▶ [WHAT TO DO]: Lines containing the word "очередности" are to be counted; state their number and nothing further.

▶ [DATA SHOWN]:
□ □ □
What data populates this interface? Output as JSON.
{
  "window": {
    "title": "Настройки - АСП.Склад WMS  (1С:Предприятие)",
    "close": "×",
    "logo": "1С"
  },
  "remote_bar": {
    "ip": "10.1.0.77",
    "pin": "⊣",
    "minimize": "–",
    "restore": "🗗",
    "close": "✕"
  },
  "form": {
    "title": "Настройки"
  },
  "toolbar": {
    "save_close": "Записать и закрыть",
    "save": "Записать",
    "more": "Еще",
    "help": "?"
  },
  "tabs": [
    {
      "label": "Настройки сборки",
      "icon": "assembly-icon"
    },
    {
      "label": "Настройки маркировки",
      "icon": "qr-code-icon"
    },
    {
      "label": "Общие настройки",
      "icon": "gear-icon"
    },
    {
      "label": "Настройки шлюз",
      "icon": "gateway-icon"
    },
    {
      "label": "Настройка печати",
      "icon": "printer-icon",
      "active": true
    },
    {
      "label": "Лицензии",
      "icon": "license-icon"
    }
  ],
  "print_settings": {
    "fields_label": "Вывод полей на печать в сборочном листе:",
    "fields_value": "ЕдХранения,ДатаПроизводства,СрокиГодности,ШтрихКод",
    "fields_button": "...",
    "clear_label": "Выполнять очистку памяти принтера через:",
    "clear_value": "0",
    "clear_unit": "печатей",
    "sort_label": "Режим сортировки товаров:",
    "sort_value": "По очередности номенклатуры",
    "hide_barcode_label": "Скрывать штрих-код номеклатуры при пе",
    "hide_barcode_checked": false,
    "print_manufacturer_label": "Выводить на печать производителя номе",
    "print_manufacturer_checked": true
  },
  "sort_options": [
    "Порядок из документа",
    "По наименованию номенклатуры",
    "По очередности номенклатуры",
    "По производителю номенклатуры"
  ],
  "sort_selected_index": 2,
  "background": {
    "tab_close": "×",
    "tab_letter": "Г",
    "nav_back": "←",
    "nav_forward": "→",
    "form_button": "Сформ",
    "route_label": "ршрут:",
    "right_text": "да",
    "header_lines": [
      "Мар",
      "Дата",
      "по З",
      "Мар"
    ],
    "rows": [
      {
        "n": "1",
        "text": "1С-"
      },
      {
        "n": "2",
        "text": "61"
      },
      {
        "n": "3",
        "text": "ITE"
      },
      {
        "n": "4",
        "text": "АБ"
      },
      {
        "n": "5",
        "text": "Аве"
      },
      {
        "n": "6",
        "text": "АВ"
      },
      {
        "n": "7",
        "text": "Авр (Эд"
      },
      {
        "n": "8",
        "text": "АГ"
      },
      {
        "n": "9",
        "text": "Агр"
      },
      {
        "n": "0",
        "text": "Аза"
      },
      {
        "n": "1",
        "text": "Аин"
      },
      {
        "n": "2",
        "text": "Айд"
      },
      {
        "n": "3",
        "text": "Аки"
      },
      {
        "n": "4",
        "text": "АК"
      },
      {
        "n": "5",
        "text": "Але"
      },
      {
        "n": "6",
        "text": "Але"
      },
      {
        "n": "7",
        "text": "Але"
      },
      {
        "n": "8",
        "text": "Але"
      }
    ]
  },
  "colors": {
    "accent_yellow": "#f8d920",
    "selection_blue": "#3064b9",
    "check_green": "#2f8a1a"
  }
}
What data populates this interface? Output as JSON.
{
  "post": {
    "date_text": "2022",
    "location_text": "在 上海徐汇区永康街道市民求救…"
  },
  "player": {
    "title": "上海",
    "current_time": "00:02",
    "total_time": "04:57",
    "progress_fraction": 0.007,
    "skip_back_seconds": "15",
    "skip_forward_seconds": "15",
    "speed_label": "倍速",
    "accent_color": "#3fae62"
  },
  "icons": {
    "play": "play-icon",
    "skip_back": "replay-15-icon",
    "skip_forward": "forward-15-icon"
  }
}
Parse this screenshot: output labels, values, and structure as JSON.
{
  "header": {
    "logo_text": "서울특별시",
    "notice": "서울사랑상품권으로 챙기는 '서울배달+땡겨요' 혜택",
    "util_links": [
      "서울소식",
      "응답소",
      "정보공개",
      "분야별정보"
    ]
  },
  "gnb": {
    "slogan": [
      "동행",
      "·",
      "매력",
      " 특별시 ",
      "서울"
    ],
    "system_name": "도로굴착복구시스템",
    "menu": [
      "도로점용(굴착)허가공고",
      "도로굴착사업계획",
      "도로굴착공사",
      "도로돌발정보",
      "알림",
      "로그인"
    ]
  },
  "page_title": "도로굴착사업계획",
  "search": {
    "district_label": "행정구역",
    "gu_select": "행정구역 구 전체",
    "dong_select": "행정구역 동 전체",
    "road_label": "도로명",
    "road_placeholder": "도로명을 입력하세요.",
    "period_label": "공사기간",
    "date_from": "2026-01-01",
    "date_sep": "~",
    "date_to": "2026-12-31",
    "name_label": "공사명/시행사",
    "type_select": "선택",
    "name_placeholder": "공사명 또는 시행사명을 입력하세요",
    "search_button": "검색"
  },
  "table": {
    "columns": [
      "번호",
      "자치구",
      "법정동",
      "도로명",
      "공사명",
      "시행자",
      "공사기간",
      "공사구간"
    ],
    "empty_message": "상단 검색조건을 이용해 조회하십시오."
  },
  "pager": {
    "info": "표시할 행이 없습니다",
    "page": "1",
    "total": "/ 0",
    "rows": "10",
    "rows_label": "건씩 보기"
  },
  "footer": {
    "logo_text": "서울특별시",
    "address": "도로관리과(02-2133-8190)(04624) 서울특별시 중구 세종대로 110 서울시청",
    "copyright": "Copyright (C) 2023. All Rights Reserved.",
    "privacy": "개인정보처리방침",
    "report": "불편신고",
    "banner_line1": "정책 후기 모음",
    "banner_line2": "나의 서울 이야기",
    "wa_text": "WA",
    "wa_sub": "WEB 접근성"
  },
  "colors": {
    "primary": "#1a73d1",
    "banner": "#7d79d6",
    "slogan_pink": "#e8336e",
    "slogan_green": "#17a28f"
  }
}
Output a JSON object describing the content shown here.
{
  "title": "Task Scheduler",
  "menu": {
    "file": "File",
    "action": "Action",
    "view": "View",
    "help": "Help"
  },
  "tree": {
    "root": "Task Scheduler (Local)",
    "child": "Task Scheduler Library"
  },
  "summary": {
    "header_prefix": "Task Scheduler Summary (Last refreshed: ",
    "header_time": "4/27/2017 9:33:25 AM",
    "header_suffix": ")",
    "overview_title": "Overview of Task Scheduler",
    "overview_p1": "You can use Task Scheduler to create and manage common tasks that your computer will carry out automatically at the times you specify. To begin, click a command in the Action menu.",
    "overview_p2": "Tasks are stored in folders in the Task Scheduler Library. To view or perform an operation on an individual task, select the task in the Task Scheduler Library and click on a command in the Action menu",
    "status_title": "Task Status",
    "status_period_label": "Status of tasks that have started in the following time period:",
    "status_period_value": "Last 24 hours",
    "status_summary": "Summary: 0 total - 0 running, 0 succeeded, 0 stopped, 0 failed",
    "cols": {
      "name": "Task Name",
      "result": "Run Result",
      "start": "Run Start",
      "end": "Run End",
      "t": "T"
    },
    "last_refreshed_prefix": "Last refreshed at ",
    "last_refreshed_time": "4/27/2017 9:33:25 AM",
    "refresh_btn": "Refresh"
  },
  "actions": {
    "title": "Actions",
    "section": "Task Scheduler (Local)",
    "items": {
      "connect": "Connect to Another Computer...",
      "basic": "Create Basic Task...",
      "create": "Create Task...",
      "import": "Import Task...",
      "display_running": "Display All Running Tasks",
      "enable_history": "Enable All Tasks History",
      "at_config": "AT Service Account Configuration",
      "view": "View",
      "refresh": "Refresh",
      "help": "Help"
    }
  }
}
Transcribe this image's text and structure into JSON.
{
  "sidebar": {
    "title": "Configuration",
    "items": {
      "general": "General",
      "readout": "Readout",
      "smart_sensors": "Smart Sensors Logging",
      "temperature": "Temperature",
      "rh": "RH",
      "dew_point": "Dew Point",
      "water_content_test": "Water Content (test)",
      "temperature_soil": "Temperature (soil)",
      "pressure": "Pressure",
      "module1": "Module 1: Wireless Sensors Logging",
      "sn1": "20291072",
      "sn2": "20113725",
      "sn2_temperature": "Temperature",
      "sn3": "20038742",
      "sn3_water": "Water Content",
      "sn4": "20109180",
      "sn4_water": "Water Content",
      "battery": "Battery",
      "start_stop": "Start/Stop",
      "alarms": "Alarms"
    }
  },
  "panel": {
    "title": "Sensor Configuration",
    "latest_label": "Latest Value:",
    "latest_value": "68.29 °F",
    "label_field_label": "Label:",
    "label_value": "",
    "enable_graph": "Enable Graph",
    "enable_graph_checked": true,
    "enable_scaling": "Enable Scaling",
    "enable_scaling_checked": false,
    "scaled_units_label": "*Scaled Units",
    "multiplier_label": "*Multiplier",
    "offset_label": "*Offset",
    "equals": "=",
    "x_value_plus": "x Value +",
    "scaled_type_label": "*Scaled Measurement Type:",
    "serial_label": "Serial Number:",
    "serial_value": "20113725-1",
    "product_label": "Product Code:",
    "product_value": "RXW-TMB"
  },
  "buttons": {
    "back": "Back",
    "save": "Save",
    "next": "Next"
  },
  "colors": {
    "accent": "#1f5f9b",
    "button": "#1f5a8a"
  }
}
□ □ □
▶ [SOLUTION FOR THIS PROBLEM]: 2